→ Problem: Set down the records once more, please, exactly and with the pictures left out.

Records from a data source:
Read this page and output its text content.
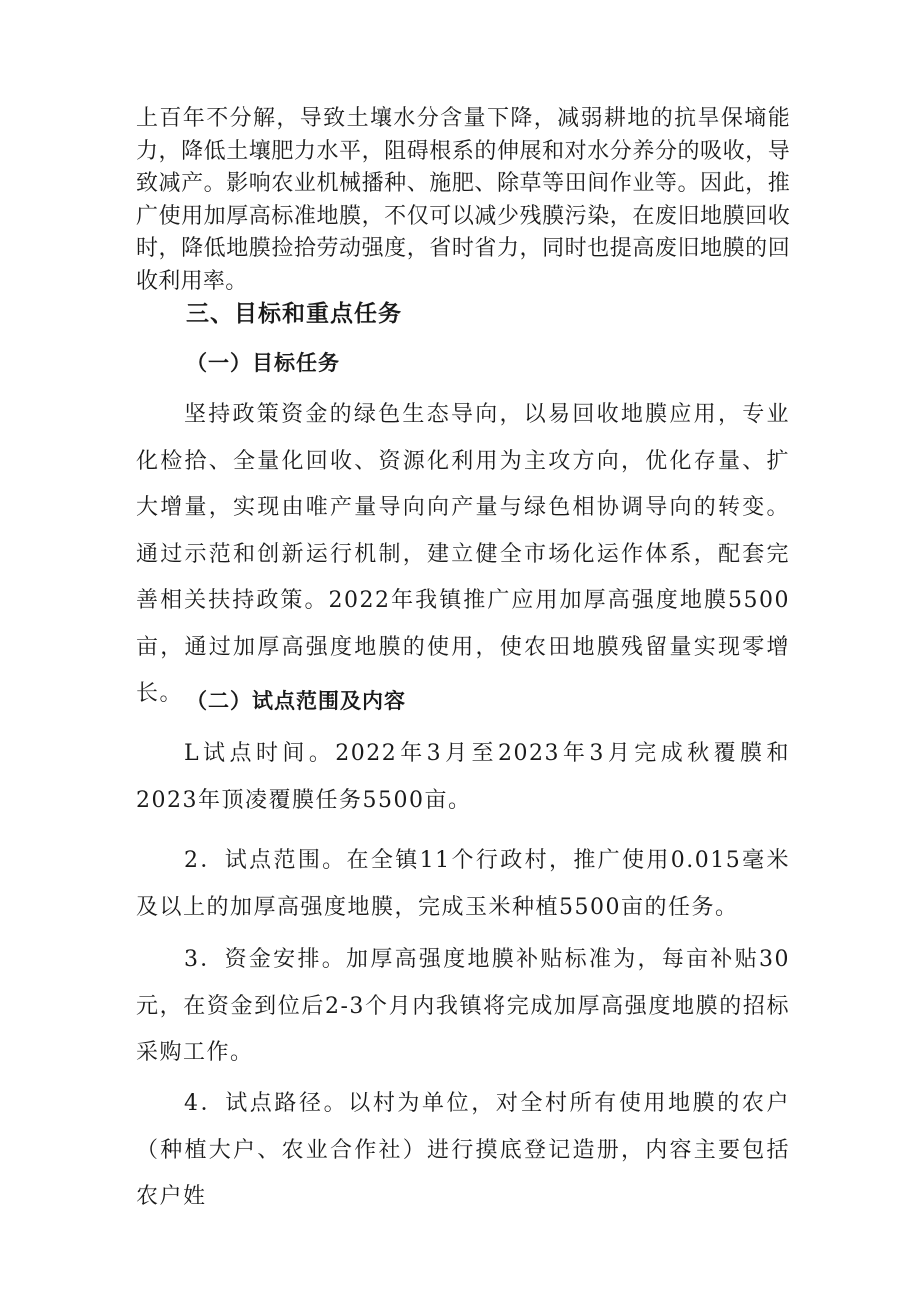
上百年不分解，导致土壤水分含量下降，减弱耕地的抗旱保墒能力，降低土壤肥力水平，阻碍根系的伸展和对水分养分的吸收，导致减产。影响农业机械播种、施肥、除草等田间作业等。因此，推广使用加厚高标准地膜，不仅可以减少残膜污染，在废旧地膜回收时，降低地膜捡拾劳动强度，省时省力，同时也提高废旧地膜的回收利用率。

三、目标和重点任务
（一）目标任务

坚持政策资金的绿色生态导向，以易回收地膜应用，专业化检拾、全量化回收、资源化利用为主攻方向，优化存量、扩大增量，实现由唯产量导向向产量与绿色相协调导向的转变。通过示范和创新运行机制，建立健全市场化运作体系，配套完善相关扶持政策。2022年我镇推广应用加厚高强度地膜5500亩，通过加厚高强度地膜的使用，使农田地膜残留量实现零增长。 （二）试点范围及内容

L试点时间。2022年3月至2023年3月完成秋覆膜和2023年顶凌覆膜任务5500亩。

2．试点范围。在全镇11个行政村，推广使用0.015毫米及以上的加厚高强度地膜，完成玉米种植5500亩的任务。

3．资金安排。加厚高强度地膜补贴标准为，每亩补贴30元，在资金到位后2-3个月内我镇将完成加厚高强度地膜的招标采购工作。

4．试点路径。以村为单位，对全村所有使用地膜的农户（种植大户、农业合作社）进行摸底登记造册，内容主要包括农户姓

→ Solved problem:
Read this page and output its text content.
上百年不分解，导致土壤水分含量下降，减弱耕地的抗旱保墒能力，降低土壤肥力水平，阻碍根系的伸展和对水分养分的吸收，导致减产。影响农业机械播种、施肥、除草等田间作业等。因此，推广使用加厚高标准地膜，不仅可以减少残膜污染，在废旧地膜回收时，降低地膜捡拾劳动强度，省时省力，同时也提高废旧地膜的回收利用率。

三、目标和重点任务
（一）目标任务

坚持政策资金的绿色生态导向，以易回收地膜应用，专业化检拾、全量化回收、资源化利用为主攻方向，优化存量、扩大增量，实现由唯产量导向向产量与绿色相协调导向的转变。通过示范和创新运行机制，建立健全市场化运作体系，配套完善相关扶持政策。2022年我镇推广应用加厚高强度地膜5500亩，通过加厚高强度地膜的使用，使农田地膜残留量实现零增长。 （二）试点范围及内容

L试点时间。2022年3月至2023年3月完成秋覆膜和2023年顶凌覆膜任务5500亩。

2．试点范围。在全镇11个行政村，推广使用0.015毫米及以上的加厚高强度地膜，完成玉米种植5500亩的任务。

3．资金安排。加厚高强度地膜补贴标准为，每亩补贴30元，在资金到位后2-3个月内我镇将完成加厚高强度地膜的招标采购工作。

4．试点路径。以村为单位，对全村所有使用地膜的农户（种植大户、农业合作社）进行摸底登记造册，内容主要包括农户姓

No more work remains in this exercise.